> _Material for the task_
>> BEGIN

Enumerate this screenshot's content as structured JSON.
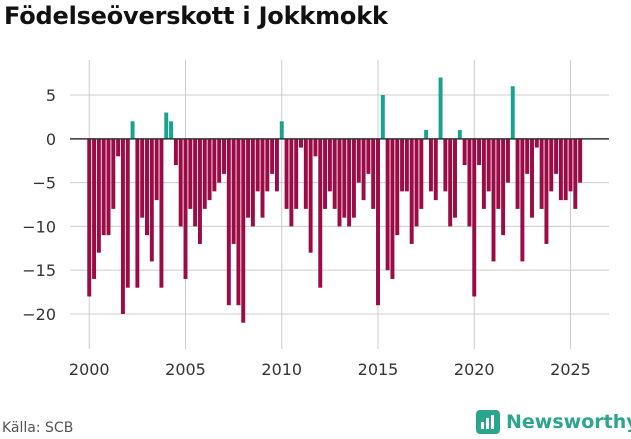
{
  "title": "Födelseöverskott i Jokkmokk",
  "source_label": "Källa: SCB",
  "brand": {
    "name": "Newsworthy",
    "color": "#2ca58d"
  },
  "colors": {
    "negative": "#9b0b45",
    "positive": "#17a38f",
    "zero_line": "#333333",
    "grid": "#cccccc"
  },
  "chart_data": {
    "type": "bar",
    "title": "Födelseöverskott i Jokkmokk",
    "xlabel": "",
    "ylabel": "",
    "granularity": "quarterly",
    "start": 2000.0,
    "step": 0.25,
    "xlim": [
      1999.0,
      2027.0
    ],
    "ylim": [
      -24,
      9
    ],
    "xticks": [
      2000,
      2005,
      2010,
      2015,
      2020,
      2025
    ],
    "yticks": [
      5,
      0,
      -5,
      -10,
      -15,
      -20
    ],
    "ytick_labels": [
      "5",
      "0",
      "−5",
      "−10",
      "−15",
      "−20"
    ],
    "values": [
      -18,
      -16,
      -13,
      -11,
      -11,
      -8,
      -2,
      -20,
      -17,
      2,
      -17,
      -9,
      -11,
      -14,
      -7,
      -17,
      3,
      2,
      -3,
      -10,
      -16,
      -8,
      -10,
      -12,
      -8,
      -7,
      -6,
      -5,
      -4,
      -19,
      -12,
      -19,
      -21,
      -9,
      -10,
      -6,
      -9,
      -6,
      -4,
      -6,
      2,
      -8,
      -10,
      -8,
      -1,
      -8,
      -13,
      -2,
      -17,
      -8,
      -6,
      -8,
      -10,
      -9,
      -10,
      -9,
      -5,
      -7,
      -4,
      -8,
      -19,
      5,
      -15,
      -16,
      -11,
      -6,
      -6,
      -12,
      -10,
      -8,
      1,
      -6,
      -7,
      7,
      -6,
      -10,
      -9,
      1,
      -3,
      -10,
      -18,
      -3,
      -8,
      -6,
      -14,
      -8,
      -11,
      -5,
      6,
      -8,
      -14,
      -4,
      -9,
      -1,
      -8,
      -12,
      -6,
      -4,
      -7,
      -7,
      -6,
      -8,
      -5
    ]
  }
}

>> END

> _Short task_
Leaving aside the images, write out the entries above word for word.

> _Solution for this problem_
Enumerate this screenshot's content as structured JSON.
{
  "title": "Födelseöverskott i Jokkmokk",
  "source_label": "Källa: SCB",
  "brand": {
    "name": "Newsworthy",
    "color": "#2ca58d"
  },
  "colors": {
    "negative": "#9b0b45",
    "positive": "#17a38f",
    "zero_line": "#333333",
    "grid": "#cccccc"
  },
  "chart_data": {
    "type": "bar",
    "title": "Födelseöverskott i Jokkmokk",
    "xlabel": "",
    "ylabel": "",
    "granularity": "quarterly",
    "start": 2000.0,
    "step": 0.25,
    "xlim": [
      1999.0,
      2027.0
    ],
    "ylim": [
      -24,
      9
    ],
    "xticks": [
      2000,
      2005,
      2010,
      2015,
      2020,
      2025
    ],
    "yticks": [
      5,
      0,
      -5,
      -10,
      -15,
      -20
    ],
    "ytick_labels": [
      "5",
      "0",
      "−5",
      "−10",
      "−15",
      "−20"
    ],
    "values": [
      -18,
      -16,
      -13,
      -11,
      -11,
      -8,
      -2,
      -20,
      -17,
      2,
      -17,
      -9,
      -11,
      -14,
      -7,
      -17,
      3,
      2,
      -3,
      -10,
      -16,
      -8,
      -10,
      -12,
      -8,
      -7,
      -6,
      -5,
      -4,
      -19,
      -12,
      -19,
      -21,
      -9,
      -10,
      -6,
      -9,
      -6,
      -4,
      -6,
      2,
      -8,
      -10,
      -8,
      -1,
      -8,
      -13,
      -2,
      -17,
      -8,
      -6,
      -8,
      -10,
      -9,
      -10,
      -9,
      -5,
      -7,
      -4,
      -8,
      -19,
      5,
      -15,
      -16,
      -11,
      -6,
      -6,
      -12,
      -10,
      -8,
      1,
      -6,
      -7,
      7,
      -6,
      -10,
      -9,
      1,
      -3,
      -10,
      -18,
      -3,
      -8,
      -6,
      -14,
      -8,
      -11,
      -5,
      6,
      -8,
      -14,
      -4,
      -9,
      -1,
      -8,
      -12,
      -6,
      -4,
      -7,
      -7,
      -6,
      -8,
      -5
    ]
  }
}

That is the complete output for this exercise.